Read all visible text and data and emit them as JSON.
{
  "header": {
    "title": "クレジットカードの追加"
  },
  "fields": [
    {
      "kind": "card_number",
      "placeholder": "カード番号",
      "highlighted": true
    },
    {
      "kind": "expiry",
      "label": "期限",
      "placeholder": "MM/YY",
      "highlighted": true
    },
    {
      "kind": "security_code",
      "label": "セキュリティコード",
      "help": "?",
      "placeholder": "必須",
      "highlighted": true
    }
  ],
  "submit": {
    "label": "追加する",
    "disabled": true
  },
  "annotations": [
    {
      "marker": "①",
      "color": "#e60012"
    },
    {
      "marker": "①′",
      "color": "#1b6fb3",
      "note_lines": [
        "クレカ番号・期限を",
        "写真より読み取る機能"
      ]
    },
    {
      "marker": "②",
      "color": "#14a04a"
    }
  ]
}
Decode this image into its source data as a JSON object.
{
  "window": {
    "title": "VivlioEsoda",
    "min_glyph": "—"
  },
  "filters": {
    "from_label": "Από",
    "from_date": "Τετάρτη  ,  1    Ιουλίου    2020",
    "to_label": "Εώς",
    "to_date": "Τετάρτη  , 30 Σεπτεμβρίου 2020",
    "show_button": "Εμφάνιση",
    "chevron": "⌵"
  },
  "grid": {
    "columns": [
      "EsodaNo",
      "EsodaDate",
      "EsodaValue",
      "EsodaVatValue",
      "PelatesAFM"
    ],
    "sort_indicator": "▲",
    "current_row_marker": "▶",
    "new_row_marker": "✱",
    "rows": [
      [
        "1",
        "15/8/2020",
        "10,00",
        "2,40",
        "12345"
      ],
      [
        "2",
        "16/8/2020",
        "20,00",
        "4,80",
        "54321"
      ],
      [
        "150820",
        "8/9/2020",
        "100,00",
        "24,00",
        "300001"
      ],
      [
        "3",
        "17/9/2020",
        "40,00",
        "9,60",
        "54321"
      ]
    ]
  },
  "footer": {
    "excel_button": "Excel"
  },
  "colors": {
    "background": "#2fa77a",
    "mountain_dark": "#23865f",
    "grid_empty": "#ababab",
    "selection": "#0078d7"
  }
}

▸ Task objective
Pick out every line above that holds the word "data" and copy it.

▸ Written solution
Read all visible text and data and emit them as JSON.
Decode this image into its source data as a JSON object.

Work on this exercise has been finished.